* _SET EXERCISE_:
Print the entries in full, word for word, but not the pictures.

* _RECORD SET_:
****************

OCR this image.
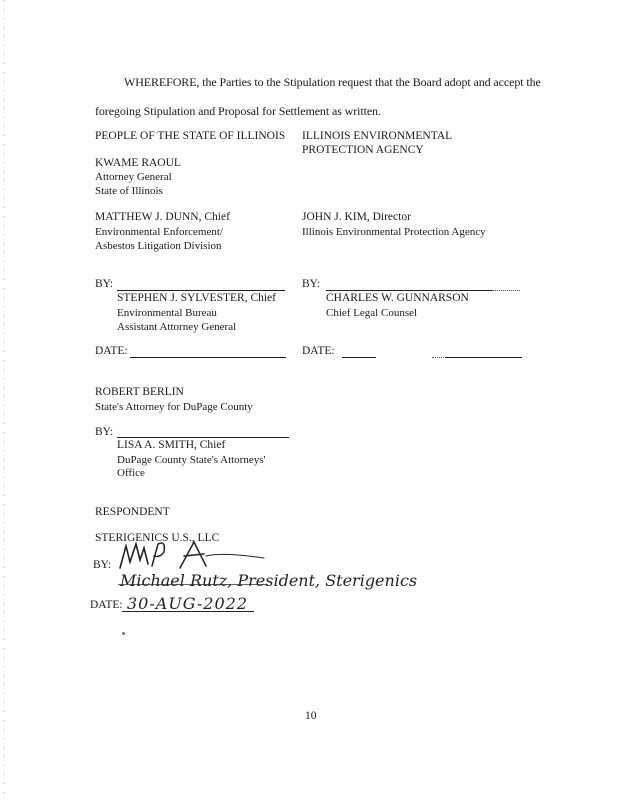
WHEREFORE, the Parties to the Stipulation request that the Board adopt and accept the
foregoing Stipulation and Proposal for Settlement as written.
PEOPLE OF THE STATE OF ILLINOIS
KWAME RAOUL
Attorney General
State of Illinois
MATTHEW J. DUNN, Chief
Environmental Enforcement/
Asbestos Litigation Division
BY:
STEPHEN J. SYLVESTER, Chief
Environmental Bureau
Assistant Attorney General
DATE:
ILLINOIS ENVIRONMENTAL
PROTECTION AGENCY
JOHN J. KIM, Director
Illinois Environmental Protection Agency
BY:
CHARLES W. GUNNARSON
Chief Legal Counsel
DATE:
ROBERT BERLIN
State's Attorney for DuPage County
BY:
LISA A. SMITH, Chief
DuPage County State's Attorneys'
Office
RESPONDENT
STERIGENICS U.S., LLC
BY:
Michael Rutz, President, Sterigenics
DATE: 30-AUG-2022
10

****************

* _SOLUTION_:
OCR this image.
WHEREFORE, the Parties to the Stipulation request that the Board adopt and accept the
foregoing Stipulation and Proposal for Settlement as written.
PEOPLE OF THE STATE OF ILLINOIS
KWAME RAOUL
Attorney General
State of Illinois
MATTHEW J. DUNN, Chief
Environmental Enforcement/
Asbestos Litigation Division
BY:
STEPHEN J. SYLVESTER, Chief
Environmental Bureau
Assistant Attorney General
DATE:
ILLINOIS ENVIRONMENTAL
PROTECTION AGENCY
JOHN J. KIM, Director
Illinois Environmental Protection Agency
BY:
CHARLES W. GUNNARSON
Chief Legal Counsel
DATE:
ROBERT BERLIN
State's Attorney for DuPage County
BY:
LISA A. SMITH, Chief
DuPage County State's Attorneys'
Office
RESPONDENT
STERIGENICS U.S., LLC
BY:
Michael Rutz, President, Sterigenics
DATE: 30-AUG-2022
10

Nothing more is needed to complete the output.